— Exercise aim —
From the listing below, pull out the lines that hold "detention".

## begin

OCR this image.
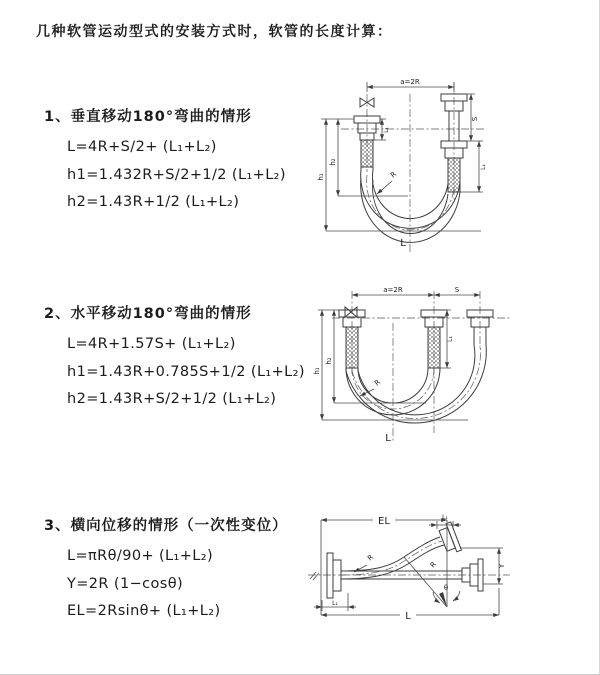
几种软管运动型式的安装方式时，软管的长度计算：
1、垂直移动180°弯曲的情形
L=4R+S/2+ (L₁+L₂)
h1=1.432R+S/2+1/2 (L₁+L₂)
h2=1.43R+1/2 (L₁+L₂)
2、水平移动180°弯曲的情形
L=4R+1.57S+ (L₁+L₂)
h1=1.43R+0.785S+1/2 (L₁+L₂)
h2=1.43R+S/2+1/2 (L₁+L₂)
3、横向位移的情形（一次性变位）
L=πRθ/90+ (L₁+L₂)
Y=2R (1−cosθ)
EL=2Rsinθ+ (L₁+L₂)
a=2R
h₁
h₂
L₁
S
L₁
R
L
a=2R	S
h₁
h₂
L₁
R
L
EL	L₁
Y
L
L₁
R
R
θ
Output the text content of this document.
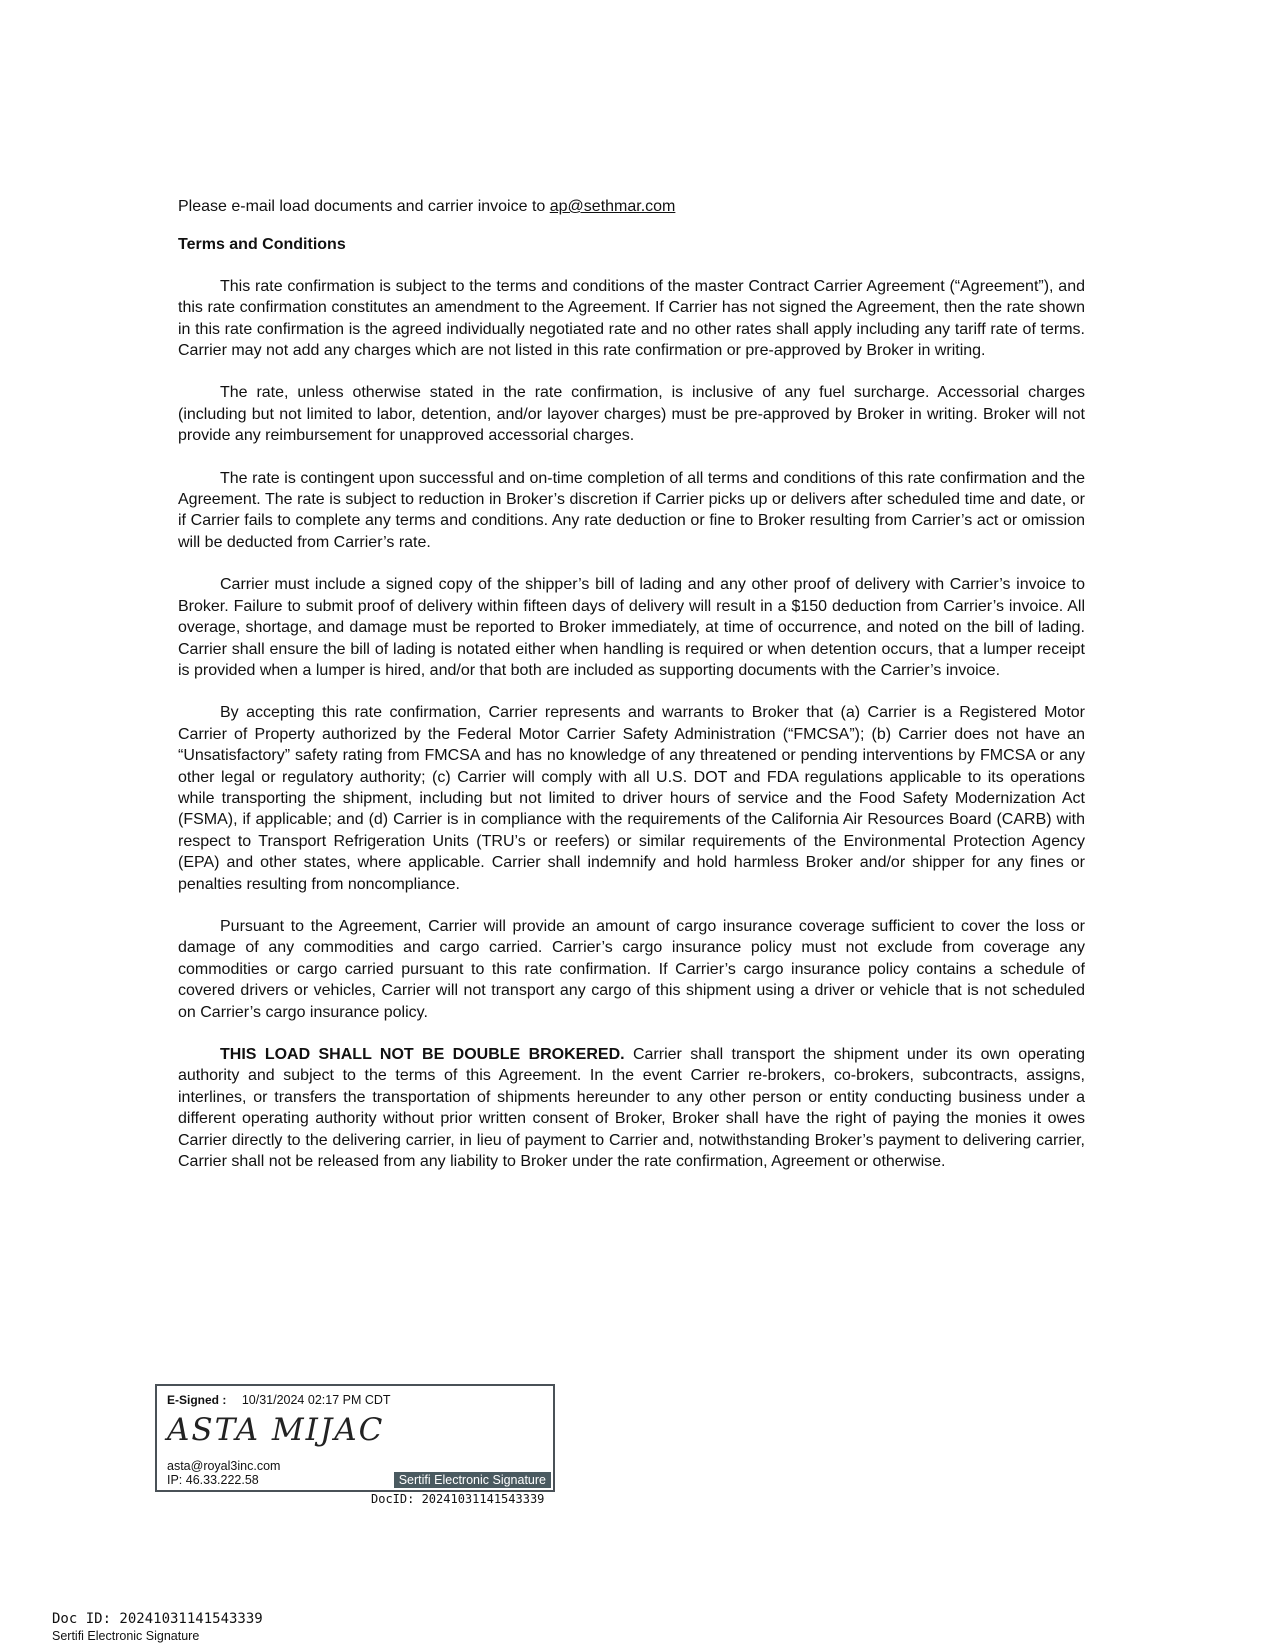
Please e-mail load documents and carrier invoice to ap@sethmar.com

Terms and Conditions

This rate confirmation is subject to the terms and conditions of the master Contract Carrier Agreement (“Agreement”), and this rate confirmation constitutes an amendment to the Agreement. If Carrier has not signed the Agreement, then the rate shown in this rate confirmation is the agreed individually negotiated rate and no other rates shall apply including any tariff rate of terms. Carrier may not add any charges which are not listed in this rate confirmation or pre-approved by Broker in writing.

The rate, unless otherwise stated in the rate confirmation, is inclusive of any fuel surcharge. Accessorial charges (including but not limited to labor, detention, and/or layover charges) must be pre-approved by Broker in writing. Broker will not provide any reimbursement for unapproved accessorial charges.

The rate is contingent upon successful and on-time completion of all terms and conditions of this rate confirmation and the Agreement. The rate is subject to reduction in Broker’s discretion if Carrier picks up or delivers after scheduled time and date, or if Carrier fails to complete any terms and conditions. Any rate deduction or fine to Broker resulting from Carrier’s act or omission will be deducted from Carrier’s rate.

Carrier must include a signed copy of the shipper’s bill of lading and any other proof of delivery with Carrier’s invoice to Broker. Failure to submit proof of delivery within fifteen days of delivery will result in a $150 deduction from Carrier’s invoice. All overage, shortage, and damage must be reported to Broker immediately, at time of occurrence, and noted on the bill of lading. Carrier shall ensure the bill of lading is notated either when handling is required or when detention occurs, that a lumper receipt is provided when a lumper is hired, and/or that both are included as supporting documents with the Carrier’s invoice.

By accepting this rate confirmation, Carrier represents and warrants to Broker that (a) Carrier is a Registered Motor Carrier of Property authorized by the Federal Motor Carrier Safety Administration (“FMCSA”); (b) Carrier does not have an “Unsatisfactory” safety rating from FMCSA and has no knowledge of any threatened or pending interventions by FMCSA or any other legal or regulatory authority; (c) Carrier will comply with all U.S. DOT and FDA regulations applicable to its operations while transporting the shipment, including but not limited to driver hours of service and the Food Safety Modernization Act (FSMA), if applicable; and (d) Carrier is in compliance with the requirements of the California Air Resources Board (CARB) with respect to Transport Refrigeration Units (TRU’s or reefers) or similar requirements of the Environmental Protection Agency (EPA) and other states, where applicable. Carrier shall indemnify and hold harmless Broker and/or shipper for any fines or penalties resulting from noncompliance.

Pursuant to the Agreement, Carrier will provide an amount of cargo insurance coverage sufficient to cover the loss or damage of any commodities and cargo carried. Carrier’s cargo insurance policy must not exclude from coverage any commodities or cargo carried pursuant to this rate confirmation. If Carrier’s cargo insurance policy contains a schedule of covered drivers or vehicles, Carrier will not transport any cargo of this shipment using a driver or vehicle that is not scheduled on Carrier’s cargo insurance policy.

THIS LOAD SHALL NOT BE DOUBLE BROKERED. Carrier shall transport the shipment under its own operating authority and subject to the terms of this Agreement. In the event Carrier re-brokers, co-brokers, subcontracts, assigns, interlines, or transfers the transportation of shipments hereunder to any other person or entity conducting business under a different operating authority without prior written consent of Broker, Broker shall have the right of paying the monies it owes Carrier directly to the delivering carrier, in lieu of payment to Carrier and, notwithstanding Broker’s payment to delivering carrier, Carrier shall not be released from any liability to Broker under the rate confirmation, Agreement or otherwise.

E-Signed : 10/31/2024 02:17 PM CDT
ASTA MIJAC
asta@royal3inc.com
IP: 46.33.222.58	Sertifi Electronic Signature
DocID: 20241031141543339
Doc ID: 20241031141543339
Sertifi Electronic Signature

## end

— Reply to the exercise —
The rate, unless otherwise stated in the rate confirmation, is inclusive of any fuel surcharge. Accessorial charges (including but not limited to labor, detention, and/or layover charges) must be pre-approved by Broker in writing. Broker will not provide any reimbursement for unapproved accessorial charges.
Carrier must include a signed copy of the shipper’s bill of lading and any other proof of delivery with Carrier’s invoice to Broker. Failure to submit proof of delivery within fifteen days of delivery will result in a $150 deduction from Carrier’s invoice. All overage, shortage, and damage must be reported to Broker immediately, at time of occurrence, and noted on the bill of lading. Carrier shall ensure the bill of lading is notated either when handling is required or when detention occurs, that a lumper receipt is provided when a lumper is hired, and/or that both are included as supporting documents with the Carrier’s invoice.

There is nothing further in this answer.